### What to produce
Pick out the lines in the listing below that contain the word "тестовая" and copy them.

### Rows

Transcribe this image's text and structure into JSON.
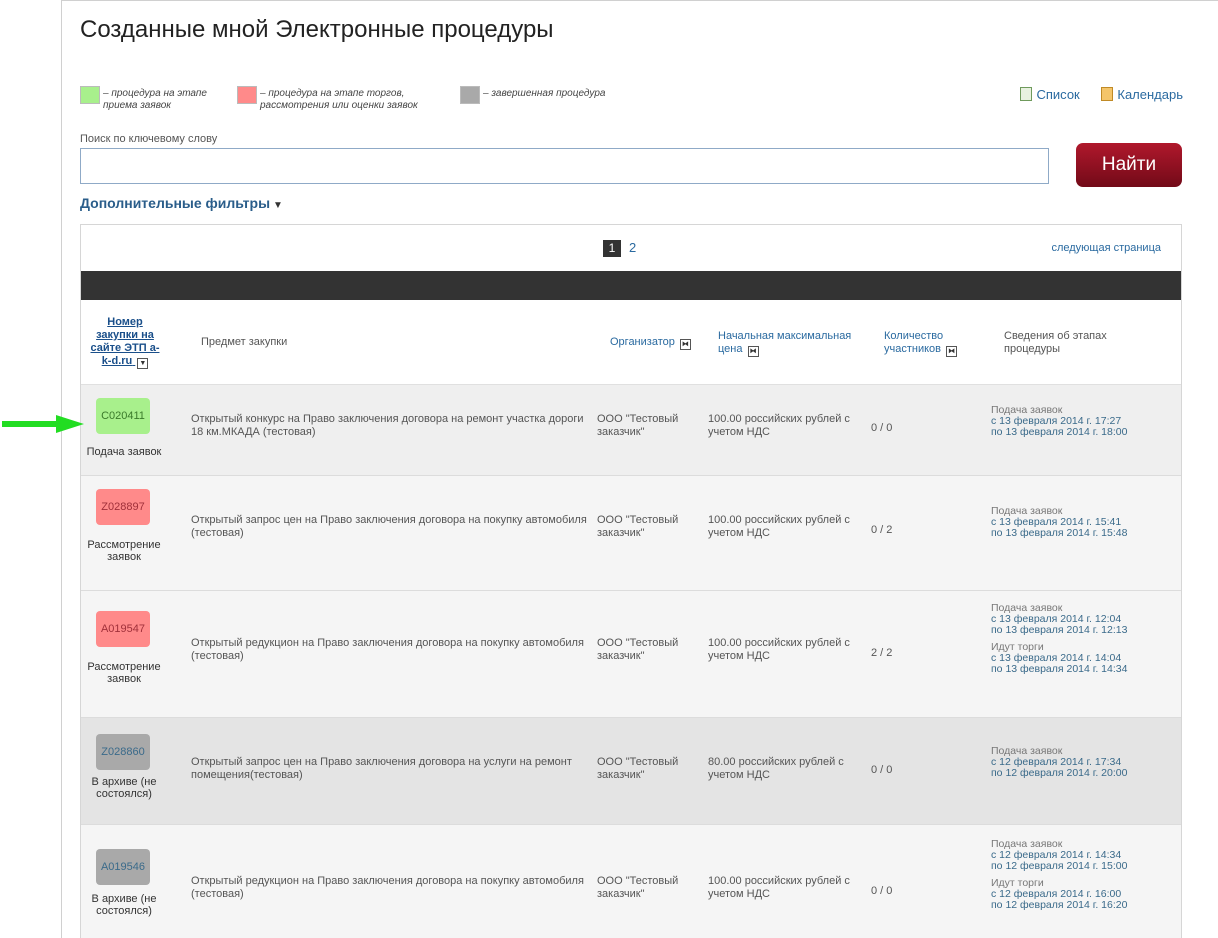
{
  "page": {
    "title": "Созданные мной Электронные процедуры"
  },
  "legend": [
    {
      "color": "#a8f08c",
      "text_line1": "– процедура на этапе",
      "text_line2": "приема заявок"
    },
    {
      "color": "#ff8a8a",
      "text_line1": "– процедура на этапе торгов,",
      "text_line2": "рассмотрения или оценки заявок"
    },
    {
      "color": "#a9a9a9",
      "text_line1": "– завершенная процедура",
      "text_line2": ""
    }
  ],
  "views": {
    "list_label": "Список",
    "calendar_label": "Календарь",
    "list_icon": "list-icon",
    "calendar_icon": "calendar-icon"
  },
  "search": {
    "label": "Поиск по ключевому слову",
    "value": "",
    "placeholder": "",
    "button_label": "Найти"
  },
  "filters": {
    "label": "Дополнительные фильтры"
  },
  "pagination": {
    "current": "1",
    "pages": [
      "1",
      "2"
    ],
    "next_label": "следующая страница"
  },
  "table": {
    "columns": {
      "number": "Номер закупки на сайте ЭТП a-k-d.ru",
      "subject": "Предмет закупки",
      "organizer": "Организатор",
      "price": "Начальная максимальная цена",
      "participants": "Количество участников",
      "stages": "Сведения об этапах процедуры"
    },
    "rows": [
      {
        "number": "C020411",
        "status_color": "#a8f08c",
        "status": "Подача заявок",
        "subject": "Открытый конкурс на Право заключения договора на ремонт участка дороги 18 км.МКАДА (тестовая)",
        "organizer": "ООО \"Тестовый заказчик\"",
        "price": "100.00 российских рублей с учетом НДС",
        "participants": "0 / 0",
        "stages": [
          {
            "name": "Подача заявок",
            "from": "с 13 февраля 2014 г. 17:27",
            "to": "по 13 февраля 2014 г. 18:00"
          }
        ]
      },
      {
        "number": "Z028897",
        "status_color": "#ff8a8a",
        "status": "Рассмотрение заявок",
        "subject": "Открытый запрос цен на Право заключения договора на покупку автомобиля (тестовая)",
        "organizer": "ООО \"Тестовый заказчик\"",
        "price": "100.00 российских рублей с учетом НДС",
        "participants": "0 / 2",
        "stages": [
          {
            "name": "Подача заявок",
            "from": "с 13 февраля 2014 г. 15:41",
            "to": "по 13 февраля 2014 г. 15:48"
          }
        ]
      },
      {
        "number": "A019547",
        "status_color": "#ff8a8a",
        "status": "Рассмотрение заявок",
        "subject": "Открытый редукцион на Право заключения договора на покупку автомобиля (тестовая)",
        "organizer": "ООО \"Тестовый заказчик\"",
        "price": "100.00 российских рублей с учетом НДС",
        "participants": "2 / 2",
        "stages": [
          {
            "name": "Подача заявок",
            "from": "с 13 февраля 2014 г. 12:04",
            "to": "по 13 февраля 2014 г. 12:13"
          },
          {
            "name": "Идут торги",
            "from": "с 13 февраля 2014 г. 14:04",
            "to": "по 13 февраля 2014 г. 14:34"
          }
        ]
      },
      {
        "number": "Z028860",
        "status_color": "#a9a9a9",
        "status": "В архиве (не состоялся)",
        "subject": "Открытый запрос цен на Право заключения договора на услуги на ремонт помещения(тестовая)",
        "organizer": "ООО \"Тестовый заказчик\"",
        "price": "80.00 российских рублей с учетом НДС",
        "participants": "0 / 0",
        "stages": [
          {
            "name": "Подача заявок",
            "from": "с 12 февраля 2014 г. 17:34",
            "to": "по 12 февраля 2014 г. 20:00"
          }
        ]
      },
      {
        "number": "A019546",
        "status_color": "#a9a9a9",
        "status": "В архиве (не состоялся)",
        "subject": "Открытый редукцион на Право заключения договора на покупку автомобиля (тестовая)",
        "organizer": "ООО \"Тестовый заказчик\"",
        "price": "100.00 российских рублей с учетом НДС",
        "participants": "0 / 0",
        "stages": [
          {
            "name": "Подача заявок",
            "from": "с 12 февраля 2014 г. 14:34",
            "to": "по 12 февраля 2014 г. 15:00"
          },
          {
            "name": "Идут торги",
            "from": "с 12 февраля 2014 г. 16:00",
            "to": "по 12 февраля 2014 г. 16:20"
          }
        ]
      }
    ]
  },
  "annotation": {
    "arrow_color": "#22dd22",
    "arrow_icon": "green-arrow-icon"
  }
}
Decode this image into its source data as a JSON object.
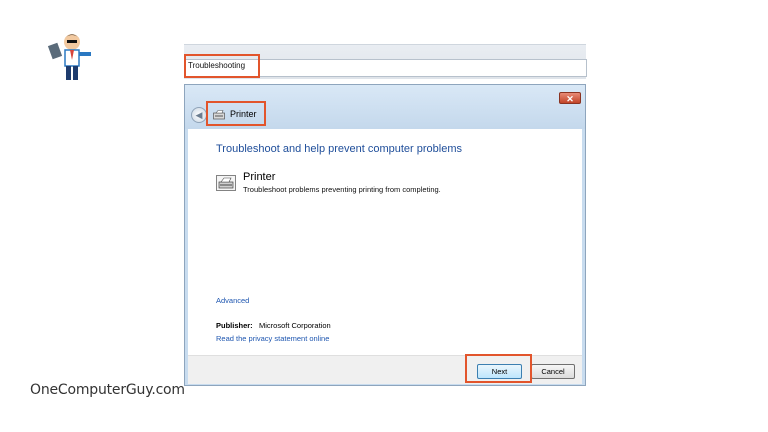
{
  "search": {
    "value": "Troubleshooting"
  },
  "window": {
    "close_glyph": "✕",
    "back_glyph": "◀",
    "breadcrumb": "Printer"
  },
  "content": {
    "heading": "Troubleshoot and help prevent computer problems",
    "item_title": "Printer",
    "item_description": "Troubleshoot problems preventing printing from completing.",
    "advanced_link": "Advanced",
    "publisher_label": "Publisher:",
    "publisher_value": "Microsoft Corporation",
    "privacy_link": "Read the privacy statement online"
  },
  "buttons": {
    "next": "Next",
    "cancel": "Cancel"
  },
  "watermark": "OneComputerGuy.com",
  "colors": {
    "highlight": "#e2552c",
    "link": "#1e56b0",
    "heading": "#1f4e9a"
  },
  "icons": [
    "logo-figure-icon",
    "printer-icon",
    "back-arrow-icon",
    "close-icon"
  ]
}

### Answer to this exercise
        "subject": "Открытый конкурс на Право заключения договора на ремонт участка дороги 18 км.МКАДА (тестовая)",
        "subject": "Открытый запрос цен на Право заключения договора на покупку автомобиля (тестовая)",
        "subject": "Открытый редукцион на Право заключения договора на покупку автомобиля (тестовая)",
        "subject": "Открытый запрос цен на Право заключения договора на услуги на ремонт помещения(тестовая)",
        "subject": "Открытый редукцион на Право заключения договора на покупку автомобиля (тестовая)",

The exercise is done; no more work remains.